IL TUO COMPITO
Elenca tutte le percentuali scritte con il simbolo % nell'articolo sul contagio da Hiv tra i migranti riportato più sotto.

ESTRATTO DELLA FONTE
****************

Tra i tanti luoghi comuni che alcuni partiti e molti media diffondono senza alcuna verifica dei dati e dei numeri (ad esempio che in Italia sia in atto una “invasione” di migranti quando paesi come Malta, rispetto alla popolazione, ne ospitano molti più di noi) è che queste persone portano malattie ed epidemie. Secondo i dati del Piano nazionale Aids 2017-19 invece risulta che un migrante su due colpito dall’Hiv sia stato contagiato in Europa o durante il viaggio e non nel suo paese d’origine. Dunque pochissima o nulla “l’importazione” di malattie dal nord Africa o da altri paesi extra europei come si è detto al 31esimo convegno nazionale di Anlaids Onlus che si è tenuto a Genova in preparazione della giornata mondiale sull’Aids. Sono le violenze, gli stupri subiti durante il viaggio, spesso in Libia e le condizioni di vita nei cosiddetti “centri di accoglienza” una volta giunti in Europa provocare nei migranti l’Hiv: “Pur se spesso provenienti da paesi africani in cui la malattia è molto diffusa, in realtà il contagio dei migranti avviene nella metà dei casi una volta partiti verso il vecchio continente”.



MANCANZA DI STRUTTURE SANITARIE NEI CENTRI DI ACCOGLIENZA

Lo studio è stato condotto in 57 strutture per il trattamento dell’Hiv Italia compresa su oltre 22000 migranti infetti dall’Hiv: “I risultati mostrano che il 50% dei migranti che vive con Hiv in Europa si è infettato nel Paese di arrivo, con un tasso di infezione va dal 32% al 64% a seconda del Paese ospitante”. La permanenza in Libia poi aumenta di quattro volte il rischio infezione. “Arrivati in Italia, spesso vengono meno quelle che l’Organizzazione Mondiale della Sanità definisce ‘determinanti di salute’. In breve, le precarie condizioni di vita provocano un maggior rischio di ammalarsi” ha detto Tullio Prestileo dirigente medico dell’Unità Operativa di Malattie infettive dell’Ospedale Civico Benfratelli di Palermo.

****************

DATI REGISTRATI

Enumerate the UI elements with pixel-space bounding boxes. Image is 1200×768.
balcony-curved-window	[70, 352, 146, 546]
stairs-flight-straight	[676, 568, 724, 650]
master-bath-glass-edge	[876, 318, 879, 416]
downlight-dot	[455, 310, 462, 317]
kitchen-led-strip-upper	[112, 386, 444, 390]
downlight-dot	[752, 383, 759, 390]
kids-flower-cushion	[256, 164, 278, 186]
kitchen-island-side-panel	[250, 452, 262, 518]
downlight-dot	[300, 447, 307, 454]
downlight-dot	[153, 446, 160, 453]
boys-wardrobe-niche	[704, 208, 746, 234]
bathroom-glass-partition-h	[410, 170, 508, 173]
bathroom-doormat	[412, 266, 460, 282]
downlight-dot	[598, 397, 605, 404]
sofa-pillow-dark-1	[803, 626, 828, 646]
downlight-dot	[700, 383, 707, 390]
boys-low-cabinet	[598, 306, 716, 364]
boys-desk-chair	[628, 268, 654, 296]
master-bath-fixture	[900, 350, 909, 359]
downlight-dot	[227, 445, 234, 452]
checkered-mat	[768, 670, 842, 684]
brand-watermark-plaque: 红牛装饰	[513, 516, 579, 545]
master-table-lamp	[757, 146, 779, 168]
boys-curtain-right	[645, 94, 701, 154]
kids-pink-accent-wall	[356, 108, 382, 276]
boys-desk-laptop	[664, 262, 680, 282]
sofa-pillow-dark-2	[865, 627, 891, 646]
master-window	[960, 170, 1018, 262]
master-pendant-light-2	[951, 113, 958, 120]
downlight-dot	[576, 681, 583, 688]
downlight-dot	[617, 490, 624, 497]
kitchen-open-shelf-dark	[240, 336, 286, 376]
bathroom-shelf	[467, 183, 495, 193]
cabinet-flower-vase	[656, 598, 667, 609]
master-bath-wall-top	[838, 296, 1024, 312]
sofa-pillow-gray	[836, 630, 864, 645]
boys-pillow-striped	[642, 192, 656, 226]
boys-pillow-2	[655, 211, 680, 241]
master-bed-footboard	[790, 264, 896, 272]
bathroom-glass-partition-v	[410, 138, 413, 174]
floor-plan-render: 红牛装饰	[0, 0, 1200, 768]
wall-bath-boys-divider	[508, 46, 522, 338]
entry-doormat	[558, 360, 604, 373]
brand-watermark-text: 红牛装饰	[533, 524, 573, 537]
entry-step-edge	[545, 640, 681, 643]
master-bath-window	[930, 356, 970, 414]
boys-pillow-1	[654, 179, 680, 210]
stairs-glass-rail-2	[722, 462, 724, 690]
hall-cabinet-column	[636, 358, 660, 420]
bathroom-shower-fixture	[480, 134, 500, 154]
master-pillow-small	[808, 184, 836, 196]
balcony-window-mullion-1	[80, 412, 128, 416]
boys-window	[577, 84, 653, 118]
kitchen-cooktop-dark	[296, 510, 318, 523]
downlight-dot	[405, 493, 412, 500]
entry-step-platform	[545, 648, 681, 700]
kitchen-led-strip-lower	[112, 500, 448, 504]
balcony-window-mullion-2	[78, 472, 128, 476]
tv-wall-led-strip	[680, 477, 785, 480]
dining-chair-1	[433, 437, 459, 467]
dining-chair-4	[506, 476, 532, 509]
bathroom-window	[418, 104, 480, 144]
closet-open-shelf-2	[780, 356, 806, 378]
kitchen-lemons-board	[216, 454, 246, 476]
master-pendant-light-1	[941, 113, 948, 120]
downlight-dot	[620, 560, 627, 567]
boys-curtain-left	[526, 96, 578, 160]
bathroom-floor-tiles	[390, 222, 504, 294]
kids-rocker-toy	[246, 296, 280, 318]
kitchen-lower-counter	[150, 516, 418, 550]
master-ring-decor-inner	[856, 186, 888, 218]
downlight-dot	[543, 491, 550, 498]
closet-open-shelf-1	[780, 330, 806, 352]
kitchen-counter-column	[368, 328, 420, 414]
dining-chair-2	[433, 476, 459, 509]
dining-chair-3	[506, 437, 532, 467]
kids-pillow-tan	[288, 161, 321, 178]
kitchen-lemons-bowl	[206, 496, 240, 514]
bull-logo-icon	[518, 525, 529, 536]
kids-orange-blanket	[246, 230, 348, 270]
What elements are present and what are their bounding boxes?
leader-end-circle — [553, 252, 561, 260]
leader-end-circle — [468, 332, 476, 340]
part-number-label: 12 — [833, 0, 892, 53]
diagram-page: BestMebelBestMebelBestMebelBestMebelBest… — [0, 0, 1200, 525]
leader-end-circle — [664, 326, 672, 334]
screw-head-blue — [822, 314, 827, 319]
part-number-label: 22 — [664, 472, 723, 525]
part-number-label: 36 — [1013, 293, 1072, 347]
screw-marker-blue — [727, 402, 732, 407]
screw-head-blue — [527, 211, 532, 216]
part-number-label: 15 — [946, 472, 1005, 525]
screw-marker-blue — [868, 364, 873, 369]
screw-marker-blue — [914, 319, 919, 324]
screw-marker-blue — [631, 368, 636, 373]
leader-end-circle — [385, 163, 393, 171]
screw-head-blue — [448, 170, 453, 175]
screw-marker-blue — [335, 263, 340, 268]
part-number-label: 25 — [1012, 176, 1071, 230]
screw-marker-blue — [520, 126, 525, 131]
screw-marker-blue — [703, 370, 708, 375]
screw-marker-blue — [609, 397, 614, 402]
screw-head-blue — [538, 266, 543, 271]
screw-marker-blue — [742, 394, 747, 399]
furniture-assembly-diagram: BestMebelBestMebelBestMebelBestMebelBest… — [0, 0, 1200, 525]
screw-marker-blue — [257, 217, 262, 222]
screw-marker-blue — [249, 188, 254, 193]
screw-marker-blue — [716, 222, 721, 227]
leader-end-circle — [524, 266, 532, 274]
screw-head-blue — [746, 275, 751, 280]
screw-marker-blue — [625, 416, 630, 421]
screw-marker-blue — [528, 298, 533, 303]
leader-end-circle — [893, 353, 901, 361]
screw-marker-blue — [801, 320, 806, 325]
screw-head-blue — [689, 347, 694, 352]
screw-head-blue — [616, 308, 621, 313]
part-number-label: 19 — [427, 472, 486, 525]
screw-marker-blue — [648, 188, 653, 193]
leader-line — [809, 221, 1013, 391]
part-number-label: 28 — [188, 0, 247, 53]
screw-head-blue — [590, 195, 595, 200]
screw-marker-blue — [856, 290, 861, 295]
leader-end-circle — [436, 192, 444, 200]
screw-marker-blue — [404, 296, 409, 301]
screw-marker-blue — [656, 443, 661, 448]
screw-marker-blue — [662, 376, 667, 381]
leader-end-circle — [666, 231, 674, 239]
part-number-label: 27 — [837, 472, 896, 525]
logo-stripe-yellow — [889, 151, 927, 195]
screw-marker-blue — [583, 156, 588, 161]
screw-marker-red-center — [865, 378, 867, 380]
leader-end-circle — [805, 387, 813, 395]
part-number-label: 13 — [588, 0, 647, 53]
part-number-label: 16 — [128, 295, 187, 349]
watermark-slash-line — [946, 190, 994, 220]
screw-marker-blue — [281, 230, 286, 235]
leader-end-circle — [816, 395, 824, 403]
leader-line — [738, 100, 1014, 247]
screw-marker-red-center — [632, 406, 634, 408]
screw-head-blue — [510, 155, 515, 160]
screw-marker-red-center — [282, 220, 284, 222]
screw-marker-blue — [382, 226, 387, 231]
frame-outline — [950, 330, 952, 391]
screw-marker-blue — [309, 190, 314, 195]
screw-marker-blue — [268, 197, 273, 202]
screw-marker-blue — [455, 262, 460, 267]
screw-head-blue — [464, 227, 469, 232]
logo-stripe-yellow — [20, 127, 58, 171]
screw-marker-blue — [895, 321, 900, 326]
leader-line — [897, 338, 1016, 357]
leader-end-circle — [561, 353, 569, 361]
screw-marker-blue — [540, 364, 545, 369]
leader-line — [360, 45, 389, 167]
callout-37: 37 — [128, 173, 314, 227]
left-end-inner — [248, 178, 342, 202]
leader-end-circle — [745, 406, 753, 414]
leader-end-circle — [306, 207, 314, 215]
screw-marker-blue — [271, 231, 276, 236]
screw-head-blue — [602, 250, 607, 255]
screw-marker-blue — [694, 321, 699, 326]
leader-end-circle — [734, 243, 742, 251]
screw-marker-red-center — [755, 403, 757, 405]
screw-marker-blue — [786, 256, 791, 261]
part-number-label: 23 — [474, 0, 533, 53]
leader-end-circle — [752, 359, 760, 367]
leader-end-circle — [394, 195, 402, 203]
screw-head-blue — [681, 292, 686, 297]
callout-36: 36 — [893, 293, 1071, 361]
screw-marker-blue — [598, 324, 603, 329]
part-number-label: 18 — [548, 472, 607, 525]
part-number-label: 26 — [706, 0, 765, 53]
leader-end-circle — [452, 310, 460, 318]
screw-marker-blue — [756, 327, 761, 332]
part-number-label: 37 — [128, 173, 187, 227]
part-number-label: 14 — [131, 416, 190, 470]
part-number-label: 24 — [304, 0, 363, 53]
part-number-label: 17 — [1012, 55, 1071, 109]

****************

RISULTATO
50%
32%
64%